● What this task involves
Look through the listing and locate every line containing the word "pemerintah"; copy those lines.

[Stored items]
════════════════

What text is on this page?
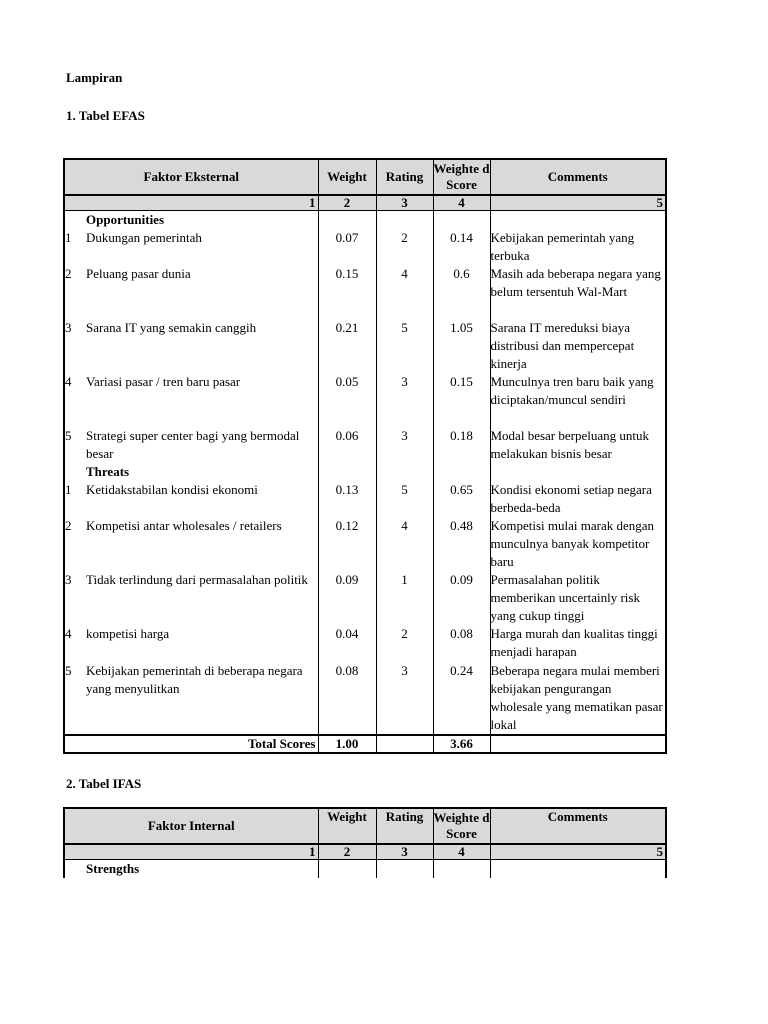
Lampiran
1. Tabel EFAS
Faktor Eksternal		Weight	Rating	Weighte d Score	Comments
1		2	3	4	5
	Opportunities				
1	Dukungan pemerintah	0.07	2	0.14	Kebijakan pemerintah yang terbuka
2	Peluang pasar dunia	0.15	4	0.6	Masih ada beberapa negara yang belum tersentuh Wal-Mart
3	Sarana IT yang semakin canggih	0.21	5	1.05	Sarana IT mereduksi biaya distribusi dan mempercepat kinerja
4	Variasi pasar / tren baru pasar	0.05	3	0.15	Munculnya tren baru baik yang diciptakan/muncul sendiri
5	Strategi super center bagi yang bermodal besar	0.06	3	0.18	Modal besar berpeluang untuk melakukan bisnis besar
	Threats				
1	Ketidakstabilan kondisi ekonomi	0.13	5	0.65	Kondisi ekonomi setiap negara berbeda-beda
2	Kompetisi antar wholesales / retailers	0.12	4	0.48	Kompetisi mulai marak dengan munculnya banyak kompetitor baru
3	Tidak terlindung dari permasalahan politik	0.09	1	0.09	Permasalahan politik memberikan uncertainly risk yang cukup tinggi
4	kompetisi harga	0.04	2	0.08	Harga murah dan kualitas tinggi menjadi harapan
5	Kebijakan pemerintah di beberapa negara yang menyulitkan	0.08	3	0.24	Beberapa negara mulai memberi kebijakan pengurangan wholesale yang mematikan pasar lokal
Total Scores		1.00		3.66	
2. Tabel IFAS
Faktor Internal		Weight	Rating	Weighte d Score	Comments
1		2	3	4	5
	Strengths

════════════════

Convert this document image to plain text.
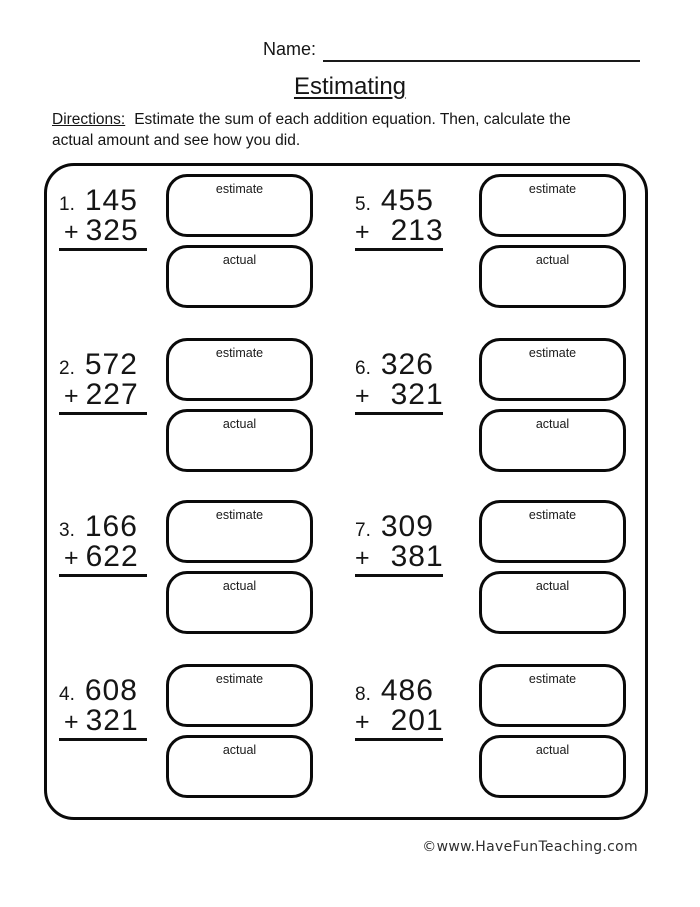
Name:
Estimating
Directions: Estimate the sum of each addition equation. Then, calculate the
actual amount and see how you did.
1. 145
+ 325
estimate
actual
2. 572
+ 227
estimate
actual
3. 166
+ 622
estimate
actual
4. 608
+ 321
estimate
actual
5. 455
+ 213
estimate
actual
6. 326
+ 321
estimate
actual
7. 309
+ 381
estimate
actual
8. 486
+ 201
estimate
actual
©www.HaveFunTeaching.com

════════════════

● Completed exercise
1	Dukungan pemerintah	0.07	2	0.14	Kebijakan pemerintah yang terbuka
5	Kebijakan pemerintah di beberapa negara yang menyulitkan	0.08	3	0.24	Beberapa negara mulai memberi kebijakan pengurangan wholesale yang mematikan pasar lokal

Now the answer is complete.